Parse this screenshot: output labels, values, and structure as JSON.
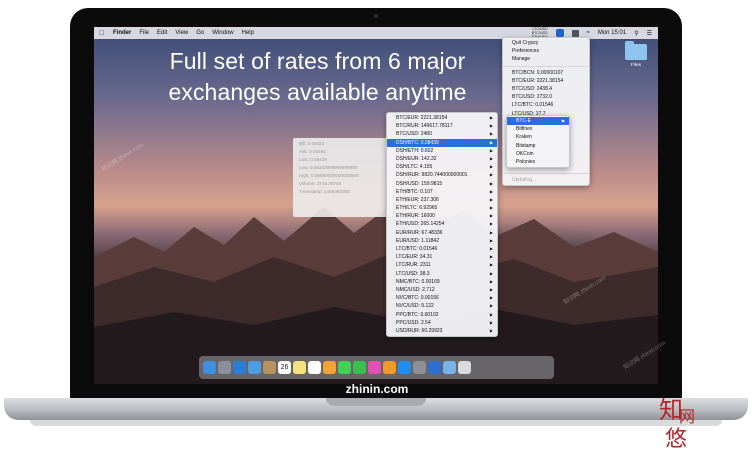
{
  "menubar": {
    "items": [
      "Finder",
      "File",
      "Edit",
      "View",
      "Go",
      "Window",
      "Help"
    ],
    "stats": [
      "LTC/USD",
      "BTC/USD",
      "ETH/USD"
    ],
    "clock": "Mon 15:01"
  },
  "headline": {
    "line1": "Full set of rates from 6 major",
    "line2": "exchanges available anytime"
  },
  "tooltip": [
    "Bill: 0.08423",
    "Ask: 0.08462",
    "Last: 0.08439",
    "Low: 0.08333999999999999",
    "High: 0.08880000000000000",
    "Volume: 3716.38746",
    "Timestamp: 1466462058"
  ],
  "rate_menu": [
    {
      "label": "BTC/EUR: 2221.38154",
      "selected": false
    },
    {
      "label": "BTC/RUR: 149617.78117",
      "selected": false
    },
    {
      "label": "BTC/USD: 2480",
      "selected": false
    },
    {
      "label": "DSH/BTC: 0.08439",
      "selected": true
    },
    {
      "label": "DSH/ETH: 0.602",
      "selected": false
    },
    {
      "label": "DSH/EUR: 142.32",
      "selected": false
    },
    {
      "label": "DSH/LTC: 4.155",
      "selected": false
    },
    {
      "label": "DSH/RUR: 9820.744000000001",
      "selected": false
    },
    {
      "label": "DSH/USD: 159.9815",
      "selected": false
    },
    {
      "label": "ETH/BTC: 0.107",
      "selected": false
    },
    {
      "label": "ETH/EUR: 237.306",
      "selected": false
    },
    {
      "label": "ETH/LTC: 6.92965",
      "selected": false
    },
    {
      "label": "ETH/RUR: 16000",
      "selected": false
    },
    {
      "label": "ETH/USD: 265.14254",
      "selected": false
    },
    {
      "label": "EUR/RUR: 67.48336",
      "selected": false
    },
    {
      "label": "EUR/USD: 1.11842",
      "selected": false
    },
    {
      "label": "LTC/BTC: 0.01546",
      "selected": false
    },
    {
      "label": "LTC/EUR: 34.31",
      "selected": false
    },
    {
      "label": "LTC/RUR: 2311",
      "selected": false
    },
    {
      "label": "LTC/USD: 38.3",
      "selected": false
    },
    {
      "label": "NMC/BTC: 0.00109",
      "selected": false
    },
    {
      "label": "NMC/USD: 2.712",
      "selected": false
    },
    {
      "label": "NVC/BTC: 0.00156",
      "selected": false
    },
    {
      "label": "NVC/USD: 9.122",
      "selected": false
    },
    {
      "label": "PPC/BTC: 0.00102",
      "selected": false
    },
    {
      "label": "PPC/USD: 2.54",
      "selected": false
    },
    {
      "label": "USD/RUR: 60.29923",
      "selected": false
    }
  ],
  "app_menu": {
    "top": [
      "Quit Crypzy",
      "Preferences",
      "Manage"
    ],
    "pairs": [
      "BTC/BCN: 0.00000107",
      "BTC/EUR: 2221.38154",
      "BTC/USD: 2438.4",
      "BTC/USD: 2732.0",
      "LTC/BTC: 0.01546",
      "LTC/USD: 37.7"
    ],
    "exchanges": [
      "BTC-E",
      "Bitfinex",
      "Kraken",
      "Bitstamp",
      "OKCoin",
      "Poloniex"
    ],
    "status": "Updating..."
  },
  "desktop": {
    "folder_label": "Files"
  },
  "dock_icons": [
    "finder-icon",
    "launchpad-icon",
    "safari-icon",
    "mail-icon",
    "contacts-icon",
    "calendar-icon",
    "notes-icon",
    "reminders-icon",
    "photos-icon",
    "messages-icon",
    "facetime-icon",
    "itunes-icon",
    "ibooks-icon",
    "appstore-icon",
    "preferences-icon",
    "crypzy-icon",
    "folder-icon",
    "trash-icon"
  ],
  "calendar_day": "26",
  "brand": "zhinin.com",
  "watermarks": [
    "知识网 zhinin.com",
    "知识网 zhinin.com",
    "知识网 zhinin.com"
  ],
  "colors": {
    "selection": "#2b6de1",
    "accent_logo": "#b3262a"
  }
}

# # # #

Exercise details: Give back the entries verbatim. Do not include any picture.

Output for this task:
Parse this screenshot: output labels, values, and structure as JSON.
{
  "menubar": {
    "items": [
      "Finder",
      "File",
      "Edit",
      "View",
      "Go",
      "Window",
      "Help"
    ],
    "stats": [
      "LTC/USD",
      "BTC/USD",
      "ETH/USD"
    ],
    "clock": "Mon 15:01"
  },
  "headline": {
    "line1": "Full set of rates from 6 major",
    "line2": "exchanges available anytime"
  },
  "tooltip": [
    "Bill: 0.08423",
    "Ask: 0.08462",
    "Last: 0.08439",
    "Low: 0.08333999999999999",
    "High: 0.08880000000000000",
    "Volume: 3716.38746",
    "Timestamp: 1466462058"
  ],
  "rate_menu": [
    {
      "label": "BTC/EUR: 2221.38154",
      "selected": false
    },
    {
      "label": "BTC/RUR: 149617.78117",
      "selected": false
    },
    {
      "label": "BTC/USD: 2480",
      "selected": false
    },
    {
      "label": "DSH/BTC: 0.08439",
      "selected": true
    },
    {
      "label": "DSH/ETH: 0.602",
      "selected": false
    },
    {
      "label": "DSH/EUR: 142.32",
      "selected": false
    },
    {
      "label": "DSH/LTC: 4.155",
      "selected": false
    },
    {
      "label": "DSH/RUR: 9820.744000000001",
      "selected": false
    },
    {
      "label": "DSH/USD: 159.9815",
      "selected": false
    },
    {
      "label": "ETH/BTC: 0.107",
      "selected": false
    },
    {
      "label": "ETH/EUR: 237.306",
      "selected": false
    },
    {
      "label": "ETH/LTC: 6.92965",
      "selected": false
    },
    {
      "label": "ETH/RUR: 16000",
      "selected": false
    },
    {
      "label": "ETH/USD: 265.14254",
      "selected": false
    },
    {
      "label": "EUR/RUR: 67.48336",
      "selected": false
    },
    {
      "label": "EUR/USD: 1.11842",
      "selected": false
    },
    {
      "label": "LTC/BTC: 0.01546",
      "selected": false
    },
    {
      "label": "LTC/EUR: 34.31",
      "selected": false
    },
    {
      "label": "LTC/RUR: 2311",
      "selected": false
    },
    {
      "label": "LTC/USD: 38.3",
      "selected": false
    },
    {
      "label": "NMC/BTC: 0.00109",
      "selected": false
    },
    {
      "label": "NMC/USD: 2.712",
      "selected": false
    },
    {
      "label": "NVC/BTC: 0.00156",
      "selected": false
    },
    {
      "label": "NVC/USD: 9.122",
      "selected": false
    },
    {
      "label": "PPC/BTC: 0.00102",
      "selected": false
    },
    {
      "label": "PPC/USD: 2.54",
      "selected": false
    },
    {
      "label": "USD/RUR: 60.29923",
      "selected": false
    }
  ],
  "app_menu": {
    "top": [
      "Quit Crypzy",
      "Preferences",
      "Manage"
    ],
    "pairs": [
      "BTC/BCN: 0.00000107",
      "BTC/EUR: 2221.38154",
      "BTC/USD: 2438.4",
      "BTC/USD: 2732.0",
      "LTC/BTC: 0.01546",
      "LTC/USD: 37.7"
    ],
    "exchanges": [
      "BTC-E",
      "Bitfinex",
      "Kraken",
      "Bitstamp",
      "OKCoin",
      "Poloniex"
    ],
    "status": "Updating..."
  },
  "desktop": {
    "folder_label": "Files"
  },
  "dock_icons": [
    "finder-icon",
    "launchpad-icon",
    "safari-icon",
    "mail-icon",
    "contacts-icon",
    "calendar-icon",
    "notes-icon",
    "reminders-icon",
    "photos-icon",
    "messages-icon",
    "facetime-icon",
    "itunes-icon",
    "ibooks-icon",
    "appstore-icon",
    "preferences-icon",
    "crypzy-icon",
    "folder-icon",
    "trash-icon"
  ],
  "calendar_day": "26",
  "brand": "zhinin.com",
  "watermarks": [
    "知识网 zhinin.com",
    "知识网 zhinin.com",
    "知识网 zhinin.com"
  ],
  "colors": {
    "selection": "#2b6de1",
    "accent_logo": "#b3262a"
  }
}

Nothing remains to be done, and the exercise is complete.